▸ **TASK INPUT**
⟨
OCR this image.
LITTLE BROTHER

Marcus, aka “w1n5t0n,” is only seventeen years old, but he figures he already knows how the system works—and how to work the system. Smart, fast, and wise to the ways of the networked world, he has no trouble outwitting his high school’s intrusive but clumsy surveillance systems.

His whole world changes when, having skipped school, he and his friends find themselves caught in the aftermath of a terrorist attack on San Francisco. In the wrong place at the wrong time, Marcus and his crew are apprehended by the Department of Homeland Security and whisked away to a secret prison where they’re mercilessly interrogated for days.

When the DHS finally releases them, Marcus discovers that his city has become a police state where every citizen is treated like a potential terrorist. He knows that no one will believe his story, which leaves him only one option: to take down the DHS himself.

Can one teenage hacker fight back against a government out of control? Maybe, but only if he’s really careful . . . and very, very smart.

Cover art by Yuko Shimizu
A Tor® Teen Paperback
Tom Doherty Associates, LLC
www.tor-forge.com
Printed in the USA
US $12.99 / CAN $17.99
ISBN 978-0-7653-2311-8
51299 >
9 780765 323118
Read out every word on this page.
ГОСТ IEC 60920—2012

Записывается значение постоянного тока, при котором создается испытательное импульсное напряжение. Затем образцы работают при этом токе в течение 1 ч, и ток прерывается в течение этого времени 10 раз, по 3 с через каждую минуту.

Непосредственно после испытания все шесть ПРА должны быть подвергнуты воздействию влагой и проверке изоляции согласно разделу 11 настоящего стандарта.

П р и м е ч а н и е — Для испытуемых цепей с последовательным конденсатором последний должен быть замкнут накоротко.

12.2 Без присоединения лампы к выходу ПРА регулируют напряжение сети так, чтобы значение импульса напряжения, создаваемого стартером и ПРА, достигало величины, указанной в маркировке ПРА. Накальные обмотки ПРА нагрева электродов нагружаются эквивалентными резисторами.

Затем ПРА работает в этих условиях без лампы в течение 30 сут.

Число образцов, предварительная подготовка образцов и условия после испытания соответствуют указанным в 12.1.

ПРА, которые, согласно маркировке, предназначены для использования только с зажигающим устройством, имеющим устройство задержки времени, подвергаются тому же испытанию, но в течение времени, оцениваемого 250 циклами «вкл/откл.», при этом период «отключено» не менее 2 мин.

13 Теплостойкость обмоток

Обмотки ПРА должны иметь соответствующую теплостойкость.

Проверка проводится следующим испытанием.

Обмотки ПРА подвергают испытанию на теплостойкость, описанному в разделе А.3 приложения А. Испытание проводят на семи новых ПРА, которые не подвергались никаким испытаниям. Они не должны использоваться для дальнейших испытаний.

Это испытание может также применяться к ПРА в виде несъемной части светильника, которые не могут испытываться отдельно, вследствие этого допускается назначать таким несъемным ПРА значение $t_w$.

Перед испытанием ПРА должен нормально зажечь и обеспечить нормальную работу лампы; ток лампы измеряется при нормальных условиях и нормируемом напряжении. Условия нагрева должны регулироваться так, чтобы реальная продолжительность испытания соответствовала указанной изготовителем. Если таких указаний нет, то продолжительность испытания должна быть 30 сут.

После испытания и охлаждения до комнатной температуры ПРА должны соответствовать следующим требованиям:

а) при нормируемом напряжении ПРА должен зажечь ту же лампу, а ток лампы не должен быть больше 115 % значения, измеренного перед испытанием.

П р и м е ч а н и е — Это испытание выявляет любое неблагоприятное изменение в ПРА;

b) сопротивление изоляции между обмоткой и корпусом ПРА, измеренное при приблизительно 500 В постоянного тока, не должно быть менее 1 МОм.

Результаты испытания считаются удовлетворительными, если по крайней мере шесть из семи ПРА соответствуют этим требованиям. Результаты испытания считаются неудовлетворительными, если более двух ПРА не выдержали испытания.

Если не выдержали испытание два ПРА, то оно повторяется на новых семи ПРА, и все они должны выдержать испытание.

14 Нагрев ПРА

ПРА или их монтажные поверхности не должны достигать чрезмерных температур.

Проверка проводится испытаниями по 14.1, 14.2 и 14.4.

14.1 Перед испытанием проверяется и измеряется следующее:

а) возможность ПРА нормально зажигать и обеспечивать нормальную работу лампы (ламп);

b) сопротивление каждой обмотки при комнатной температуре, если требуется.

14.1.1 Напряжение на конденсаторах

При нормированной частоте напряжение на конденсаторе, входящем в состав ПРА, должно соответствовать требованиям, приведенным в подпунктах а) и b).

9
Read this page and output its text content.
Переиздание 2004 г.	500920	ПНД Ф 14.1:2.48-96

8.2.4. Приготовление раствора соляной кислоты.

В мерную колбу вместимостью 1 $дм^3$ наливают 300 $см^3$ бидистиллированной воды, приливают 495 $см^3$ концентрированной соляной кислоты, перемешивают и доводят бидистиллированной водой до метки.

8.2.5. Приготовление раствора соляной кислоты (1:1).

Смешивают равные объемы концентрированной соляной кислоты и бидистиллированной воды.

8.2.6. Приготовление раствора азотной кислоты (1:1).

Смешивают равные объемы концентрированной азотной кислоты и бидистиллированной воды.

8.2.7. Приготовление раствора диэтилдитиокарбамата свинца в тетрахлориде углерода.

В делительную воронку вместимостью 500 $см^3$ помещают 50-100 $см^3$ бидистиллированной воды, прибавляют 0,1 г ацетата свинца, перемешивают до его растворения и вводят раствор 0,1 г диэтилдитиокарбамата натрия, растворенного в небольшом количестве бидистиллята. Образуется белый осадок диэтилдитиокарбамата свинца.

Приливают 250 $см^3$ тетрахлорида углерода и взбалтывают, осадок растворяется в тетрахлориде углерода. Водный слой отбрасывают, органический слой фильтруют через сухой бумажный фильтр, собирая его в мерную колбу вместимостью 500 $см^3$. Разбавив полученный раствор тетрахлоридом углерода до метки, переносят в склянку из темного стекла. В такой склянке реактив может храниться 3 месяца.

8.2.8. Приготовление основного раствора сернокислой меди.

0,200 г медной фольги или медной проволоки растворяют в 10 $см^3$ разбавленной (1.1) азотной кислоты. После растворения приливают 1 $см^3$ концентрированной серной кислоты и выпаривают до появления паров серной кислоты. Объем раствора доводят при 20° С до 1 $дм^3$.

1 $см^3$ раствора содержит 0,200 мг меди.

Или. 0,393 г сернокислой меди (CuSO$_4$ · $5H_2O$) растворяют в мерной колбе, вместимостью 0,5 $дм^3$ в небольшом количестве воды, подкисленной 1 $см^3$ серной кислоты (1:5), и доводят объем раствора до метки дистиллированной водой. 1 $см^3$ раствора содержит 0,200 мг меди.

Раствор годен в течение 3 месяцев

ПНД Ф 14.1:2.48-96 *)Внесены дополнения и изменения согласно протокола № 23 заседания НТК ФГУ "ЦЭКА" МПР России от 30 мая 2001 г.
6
⟩
▸ **THE TASK**
Return every record, word for word.

▸ **SOLUTION FOR THIS EXERCISE**
OCR this image.
LITTLE BROTHER

Marcus, aka “w1n5t0n,” is only seventeen years old, but he figures he already knows how the system works—and how to work the system. Smart, fast, and wise to the ways of the networked world, he has no trouble outwitting his high school’s intrusive but clumsy surveillance systems.

His whole world changes when, having skipped school, he and his friends find themselves caught in the aftermath of a terrorist attack on San Francisco. In the wrong place at the wrong time, Marcus and his crew are apprehended by the Department of Homeland Security and whisked away to a secret prison where they’re mercilessly interrogated for days.

When the DHS finally releases them, Marcus discovers that his city has become a police state where every citizen is treated like a potential terrorist. He knows that no one will believe his story, which leaves him only one option: to take down the DHS himself.

Can one teenage hacker fight back against a government out of control? Maybe, but only if he’s really careful . . . and very, very smart.

Cover art by Yuko Shimizu
A Tor® Teen Paperback
Tom Doherty Associates, LLC
www.tor-forge.com
Printed in the USA
US $12.99 / CAN $17.99
ISBN 978-0-7653-2311-8
51299 >
9 780765 323118
Read out every word on this page.
ГОСТ IEC 60920—2012

Записывается значение постоянного тока, при котором создается испытательное импульсное напряжение. Затем образцы работают при этом токе в течение 1 ч, и ток прерывается в течение этого времени 10 раз, по 3 с через каждую минуту.

Непосредственно после испытания все шесть ПРА должны быть подвергнуты воздействию влагой и проверке изоляции согласно разделу 11 настоящего стандарта.

П р и м е ч а н и е — Для испытуемых цепей с последовательным конденсатором последний должен быть замкнут накоротко.

12.2 Без присоединения лампы к выходу ПРА регулируют напряжение сети так, чтобы значение импульса напряжения, создаваемого стартером и ПРА, достигало величины, указанной в маркировке ПРА. Накальные обмотки ПРА нагрева электродов нагружаются эквивалентными резисторами.

Затем ПРА работает в этих условиях без лампы в течение 30 сут.

Число образцов, предварительная подготовка образцов и условия после испытания соответствуют указанным в 12.1.

ПРА, которые, согласно маркировке, предназначены для использования только с зажигающим устройством, имеющим устройство задержки времени, подвергаются тому же испытанию, но в течение времени, оцениваемого 250 циклами «вкл/откл.», при этом период «отключено» не менее 2 мин.

13 Теплостойкость обмоток

Обмотки ПРА должны иметь соответствующую теплостойкость.

Проверка проводится следующим испытанием.

Обмотки ПРА подвергают испытанию на теплостойкость, описанному в разделе А.3 приложения А. Испытание проводят на семи новых ПРА, которые не подвергались никаким испытаниям. Они не должны использоваться для дальнейших испытаний.

Это испытание может также применяться к ПРА в виде несъемной части светильника, которые не могут испытываться отдельно, вследствие этого допускается назначать таким несъемным ПРА значение $t_w$.

Перед испытанием ПРА должен нормально зажечь и обеспечить нормальную работу лампы; ток лампы измеряется при нормальных условиях и нормируемом напряжении. Условия нагрева должны регулироваться так, чтобы реальная продолжительность испытания соответствовала указанной изготовителем. Если таких указаний нет, то продолжительность испытания должна быть 30 сут.

После испытания и охлаждения до комнатной температуры ПРА должны соответствовать следующим требованиям:

а) при нормируемом напряжении ПРА должен зажечь ту же лампу, а ток лампы не должен быть больше 115 % значения, измеренного перед испытанием.

П р и м е ч а н и е — Это испытание выявляет любое неблагоприятное изменение в ПРА;

b) сопротивление изоляции между обмоткой и корпусом ПРА, измеренное при приблизительно 500 В постоянного тока, не должно быть менее 1 МОм.

Результаты испытания считаются удовлетворительными, если по крайней мере шесть из семи ПРА соответствуют этим требованиям. Результаты испытания считаются неудовлетворительными, если более двух ПРА не выдержали испытания.

Если не выдержали испытание два ПРА, то оно повторяется на новых семи ПРА, и все они должны выдержать испытание.

14 Нагрев ПРА

ПРА или их монтажные поверхности не должны достигать чрезмерных температур.

Проверка проводится испытаниями по 14.1, 14.2 и 14.4.

14.1 Перед испытанием проверяется и измеряется следующее:

а) возможность ПРА нормально зажигать и обеспечивать нормальную работу лампы (ламп);

b) сопротивление каждой обмотки при комнатной температуре, если требуется.

14.1.1 Напряжение на конденсаторах

При нормированной частоте напряжение на конденсаторе, входящем в состав ПРА, должно соответствовать требованиям, приведенным в подпунктах а) и b).

9
Read this page and output its text content.
Переиздание 2004 г.	500920	ПНД Ф 14.1:2.48-96

8.2.4. Приготовление раствора соляной кислоты.

В мерную колбу вместимостью 1 $дм^3$ наливают 300 $см^3$ бидистиллированной воды, приливают 495 $см^3$ концентрированной соляной кислоты, перемешивают и доводят бидистиллированной водой до метки.

8.2.5. Приготовление раствора соляной кислоты (1:1).

Смешивают равные объемы концентрированной соляной кислоты и бидистиллированной воды.

8.2.6. Приготовление раствора азотной кислоты (1:1).

Смешивают равные объемы концентрированной азотной кислоты и бидистиллированной воды.

8.2.7. Приготовление раствора диэтилдитиокарбамата свинца в тетрахлориде углерода.

В делительную воронку вместимостью 500 $см^3$ помещают 50-100 $см^3$ бидистиллированной воды, прибавляют 0,1 г ацетата свинца, перемешивают до его растворения и вводят раствор 0,1 г диэтилдитиокарбамата натрия, растворенного в небольшом количестве бидистиллята. Образуется белый осадок диэтилдитиокарбамата свинца.

Приливают 250 $см^3$ тетрахлорида углерода и взбалтывают, осадок растворяется в тетрахлориде углерода. Водный слой отбрасывают, органический слой фильтруют через сухой бумажный фильтр, собирая его в мерную колбу вместимостью 500 $см^3$. Разбавив полученный раствор тетрахлоридом углерода до метки, переносят в склянку из темного стекла. В такой склянке реактив может храниться 3 месяца.

8.2.8. Приготовление основного раствора сернокислой меди.

0,200 г медной фольги или медной проволоки растворяют в 10 $см^3$ разбавленной (1.1) азотной кислоты. После растворения приливают 1 $см^3$ концентрированной серной кислоты и выпаривают до появления паров серной кислоты. Объем раствора доводят при 20° С до 1 $дм^3$.

1 $см^3$ раствора содержит 0,200 мг меди.

Или. 0,393 г сернокислой меди (CuSO$_4$ · $5H_2O$) растворяют в мерной колбе, вместимостью 0,5 $дм^3$ в небольшом количестве воды, подкисленной 1 $см^3$ серной кислоты (1:5), и доводят объем раствора до метки дистиллированной водой. 1 $см^3$ раствора содержит 0,200 мг меди.

Раствор годен в течение 3 месяцев

ПНД Ф 14.1:2.48-96 *)Внесены дополнения и изменения согласно протокола № 23 заседания НТК ФГУ "ЦЭКА" МПР России от 30 мая 2001 г.
6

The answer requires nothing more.